Reproduce every line of the data, from the very first line down through the line that contains "x-axis-tick-label: 2019-20 (161, 549, 217, 566)", with both ends included and nothing changed.

##### Task input #####

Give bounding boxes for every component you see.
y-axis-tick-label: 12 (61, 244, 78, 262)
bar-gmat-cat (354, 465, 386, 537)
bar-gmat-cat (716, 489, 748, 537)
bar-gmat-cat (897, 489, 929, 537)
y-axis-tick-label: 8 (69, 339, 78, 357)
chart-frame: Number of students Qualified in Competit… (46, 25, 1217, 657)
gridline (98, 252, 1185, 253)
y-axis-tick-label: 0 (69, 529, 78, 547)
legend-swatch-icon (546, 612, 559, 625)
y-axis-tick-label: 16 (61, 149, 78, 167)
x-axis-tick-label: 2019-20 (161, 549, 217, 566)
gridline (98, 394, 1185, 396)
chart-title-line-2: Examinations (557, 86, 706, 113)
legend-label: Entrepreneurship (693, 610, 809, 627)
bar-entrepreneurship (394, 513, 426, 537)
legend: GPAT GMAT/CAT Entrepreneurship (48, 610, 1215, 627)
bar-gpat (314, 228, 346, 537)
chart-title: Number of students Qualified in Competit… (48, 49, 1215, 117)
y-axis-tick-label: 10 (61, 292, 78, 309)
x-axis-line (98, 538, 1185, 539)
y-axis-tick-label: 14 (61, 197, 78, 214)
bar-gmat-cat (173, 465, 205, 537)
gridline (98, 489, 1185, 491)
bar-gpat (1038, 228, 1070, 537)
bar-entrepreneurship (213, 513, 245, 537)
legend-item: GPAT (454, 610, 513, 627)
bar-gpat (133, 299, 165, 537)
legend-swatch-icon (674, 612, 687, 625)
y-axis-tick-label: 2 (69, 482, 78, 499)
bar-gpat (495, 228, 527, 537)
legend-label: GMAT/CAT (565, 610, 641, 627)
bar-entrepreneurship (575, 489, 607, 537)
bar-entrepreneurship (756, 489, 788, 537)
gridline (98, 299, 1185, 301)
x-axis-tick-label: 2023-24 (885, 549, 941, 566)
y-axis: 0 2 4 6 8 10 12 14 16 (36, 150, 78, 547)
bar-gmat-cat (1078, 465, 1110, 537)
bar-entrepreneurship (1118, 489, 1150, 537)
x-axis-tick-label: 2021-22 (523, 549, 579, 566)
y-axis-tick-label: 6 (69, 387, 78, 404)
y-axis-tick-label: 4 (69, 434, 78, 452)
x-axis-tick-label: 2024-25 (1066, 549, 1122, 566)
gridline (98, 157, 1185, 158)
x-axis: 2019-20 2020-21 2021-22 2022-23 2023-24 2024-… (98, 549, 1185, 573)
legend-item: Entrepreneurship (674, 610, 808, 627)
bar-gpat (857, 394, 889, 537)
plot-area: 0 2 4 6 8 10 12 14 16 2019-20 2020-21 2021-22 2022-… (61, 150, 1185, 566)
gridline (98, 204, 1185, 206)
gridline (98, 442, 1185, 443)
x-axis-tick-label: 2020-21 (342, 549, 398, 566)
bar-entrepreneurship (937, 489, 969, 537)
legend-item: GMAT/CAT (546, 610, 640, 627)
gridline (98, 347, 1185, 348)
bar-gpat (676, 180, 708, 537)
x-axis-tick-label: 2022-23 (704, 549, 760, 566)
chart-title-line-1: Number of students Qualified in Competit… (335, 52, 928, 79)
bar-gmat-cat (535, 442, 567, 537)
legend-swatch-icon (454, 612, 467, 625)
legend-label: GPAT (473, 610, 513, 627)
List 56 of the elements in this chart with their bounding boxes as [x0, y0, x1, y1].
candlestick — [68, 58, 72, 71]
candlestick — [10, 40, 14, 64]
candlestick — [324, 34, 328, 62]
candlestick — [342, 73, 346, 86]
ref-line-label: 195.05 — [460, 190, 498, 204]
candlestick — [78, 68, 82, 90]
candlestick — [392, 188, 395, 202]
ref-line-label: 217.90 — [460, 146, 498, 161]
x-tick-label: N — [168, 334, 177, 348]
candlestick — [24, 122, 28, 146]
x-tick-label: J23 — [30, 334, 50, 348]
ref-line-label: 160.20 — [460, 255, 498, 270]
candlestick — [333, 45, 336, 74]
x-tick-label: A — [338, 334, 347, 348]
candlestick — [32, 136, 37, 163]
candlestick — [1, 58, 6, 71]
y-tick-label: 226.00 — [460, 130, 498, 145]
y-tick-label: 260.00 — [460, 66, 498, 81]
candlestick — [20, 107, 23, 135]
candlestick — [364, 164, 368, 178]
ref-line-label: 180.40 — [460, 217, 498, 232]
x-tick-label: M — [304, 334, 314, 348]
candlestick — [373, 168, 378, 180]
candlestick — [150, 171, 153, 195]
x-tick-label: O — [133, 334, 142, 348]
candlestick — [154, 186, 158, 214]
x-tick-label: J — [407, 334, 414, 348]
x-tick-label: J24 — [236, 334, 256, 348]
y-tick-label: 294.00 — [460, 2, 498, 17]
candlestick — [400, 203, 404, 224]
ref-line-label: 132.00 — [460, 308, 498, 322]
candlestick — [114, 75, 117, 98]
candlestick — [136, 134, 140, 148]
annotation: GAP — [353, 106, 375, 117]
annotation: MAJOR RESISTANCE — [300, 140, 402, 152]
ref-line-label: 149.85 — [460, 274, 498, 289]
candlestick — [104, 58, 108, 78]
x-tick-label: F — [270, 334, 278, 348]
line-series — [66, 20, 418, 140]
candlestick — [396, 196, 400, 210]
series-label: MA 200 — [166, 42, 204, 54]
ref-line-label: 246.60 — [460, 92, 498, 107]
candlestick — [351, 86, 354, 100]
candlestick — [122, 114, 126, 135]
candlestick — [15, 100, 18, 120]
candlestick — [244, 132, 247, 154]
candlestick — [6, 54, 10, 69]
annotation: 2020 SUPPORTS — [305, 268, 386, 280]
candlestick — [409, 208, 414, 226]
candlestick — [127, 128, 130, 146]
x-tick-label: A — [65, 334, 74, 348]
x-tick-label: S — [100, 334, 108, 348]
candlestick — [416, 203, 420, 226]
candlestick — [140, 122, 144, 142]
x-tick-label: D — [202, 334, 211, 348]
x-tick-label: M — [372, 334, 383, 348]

#####

Output for this task ->
Give bounding boxes for every component you see.
y-axis-tick-label: 12 (61, 244, 78, 262)
bar-gmat-cat (354, 465, 386, 537)
bar-gmat-cat (716, 489, 748, 537)
bar-gmat-cat (897, 489, 929, 537)
y-axis-tick-label: 8 (69, 339, 78, 357)
chart-frame: Number of students Qualified in Competit… (46, 25, 1217, 657)
gridline (98, 252, 1185, 253)
y-axis-tick-label: 0 (69, 529, 78, 547)
legend-swatch-icon (546, 612, 559, 625)
y-axis-tick-label: 16 (61, 149, 78, 167)
x-axis-tick-label: 2019-20 (161, 549, 217, 566)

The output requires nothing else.